> _AIM OF THE EXERCISE_
Filter the lines below, copying only those with the string "JSON".

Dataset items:
╔══
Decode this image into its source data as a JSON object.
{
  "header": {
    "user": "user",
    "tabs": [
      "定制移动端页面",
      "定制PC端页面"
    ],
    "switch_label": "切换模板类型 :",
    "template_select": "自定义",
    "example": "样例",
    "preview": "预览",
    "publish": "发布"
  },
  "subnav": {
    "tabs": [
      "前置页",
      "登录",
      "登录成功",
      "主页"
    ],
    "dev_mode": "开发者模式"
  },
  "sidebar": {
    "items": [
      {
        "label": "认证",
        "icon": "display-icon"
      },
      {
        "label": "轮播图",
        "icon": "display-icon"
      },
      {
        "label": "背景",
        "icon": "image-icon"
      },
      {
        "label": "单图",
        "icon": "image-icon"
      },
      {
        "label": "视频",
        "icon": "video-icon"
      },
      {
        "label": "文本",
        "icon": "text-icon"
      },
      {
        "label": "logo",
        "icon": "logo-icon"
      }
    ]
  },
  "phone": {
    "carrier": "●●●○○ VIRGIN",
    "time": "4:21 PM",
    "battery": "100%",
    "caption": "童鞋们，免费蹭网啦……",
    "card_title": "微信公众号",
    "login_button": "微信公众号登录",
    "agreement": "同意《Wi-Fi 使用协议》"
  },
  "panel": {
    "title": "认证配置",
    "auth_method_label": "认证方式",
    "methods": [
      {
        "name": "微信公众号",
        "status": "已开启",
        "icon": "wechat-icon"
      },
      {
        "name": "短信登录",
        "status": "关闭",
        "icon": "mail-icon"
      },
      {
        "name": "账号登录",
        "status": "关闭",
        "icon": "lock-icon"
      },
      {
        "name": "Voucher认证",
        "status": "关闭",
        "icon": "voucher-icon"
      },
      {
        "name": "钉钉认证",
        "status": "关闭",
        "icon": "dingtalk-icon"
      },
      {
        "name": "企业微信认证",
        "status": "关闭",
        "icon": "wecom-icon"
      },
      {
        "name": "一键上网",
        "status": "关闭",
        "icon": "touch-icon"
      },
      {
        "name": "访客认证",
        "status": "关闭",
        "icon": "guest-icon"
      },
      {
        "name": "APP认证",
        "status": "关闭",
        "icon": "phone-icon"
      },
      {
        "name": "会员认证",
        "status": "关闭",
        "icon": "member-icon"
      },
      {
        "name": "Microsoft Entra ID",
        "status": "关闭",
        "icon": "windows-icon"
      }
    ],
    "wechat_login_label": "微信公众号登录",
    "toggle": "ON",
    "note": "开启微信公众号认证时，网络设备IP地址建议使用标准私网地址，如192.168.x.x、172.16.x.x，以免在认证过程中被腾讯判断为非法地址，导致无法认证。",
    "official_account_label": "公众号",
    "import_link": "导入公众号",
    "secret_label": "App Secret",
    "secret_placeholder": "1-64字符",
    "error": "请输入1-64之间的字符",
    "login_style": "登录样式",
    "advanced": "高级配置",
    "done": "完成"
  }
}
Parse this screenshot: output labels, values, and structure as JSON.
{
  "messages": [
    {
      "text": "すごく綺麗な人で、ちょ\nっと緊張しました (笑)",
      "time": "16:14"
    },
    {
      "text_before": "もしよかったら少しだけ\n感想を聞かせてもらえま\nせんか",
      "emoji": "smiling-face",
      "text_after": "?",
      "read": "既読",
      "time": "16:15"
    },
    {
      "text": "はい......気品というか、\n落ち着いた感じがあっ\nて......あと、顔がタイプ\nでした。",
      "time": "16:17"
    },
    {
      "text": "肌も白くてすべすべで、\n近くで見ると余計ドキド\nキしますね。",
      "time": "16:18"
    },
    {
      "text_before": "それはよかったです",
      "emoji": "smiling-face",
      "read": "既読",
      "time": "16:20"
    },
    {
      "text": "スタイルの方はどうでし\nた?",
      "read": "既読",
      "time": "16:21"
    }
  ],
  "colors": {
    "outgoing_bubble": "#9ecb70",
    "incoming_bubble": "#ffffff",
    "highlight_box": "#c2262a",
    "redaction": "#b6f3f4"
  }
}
╚══
> _REPLY TO THE EXERCISE_
Decode this image into its source data as a JSON object.
Parse this screenshot: output labels, values, and structure as JSON.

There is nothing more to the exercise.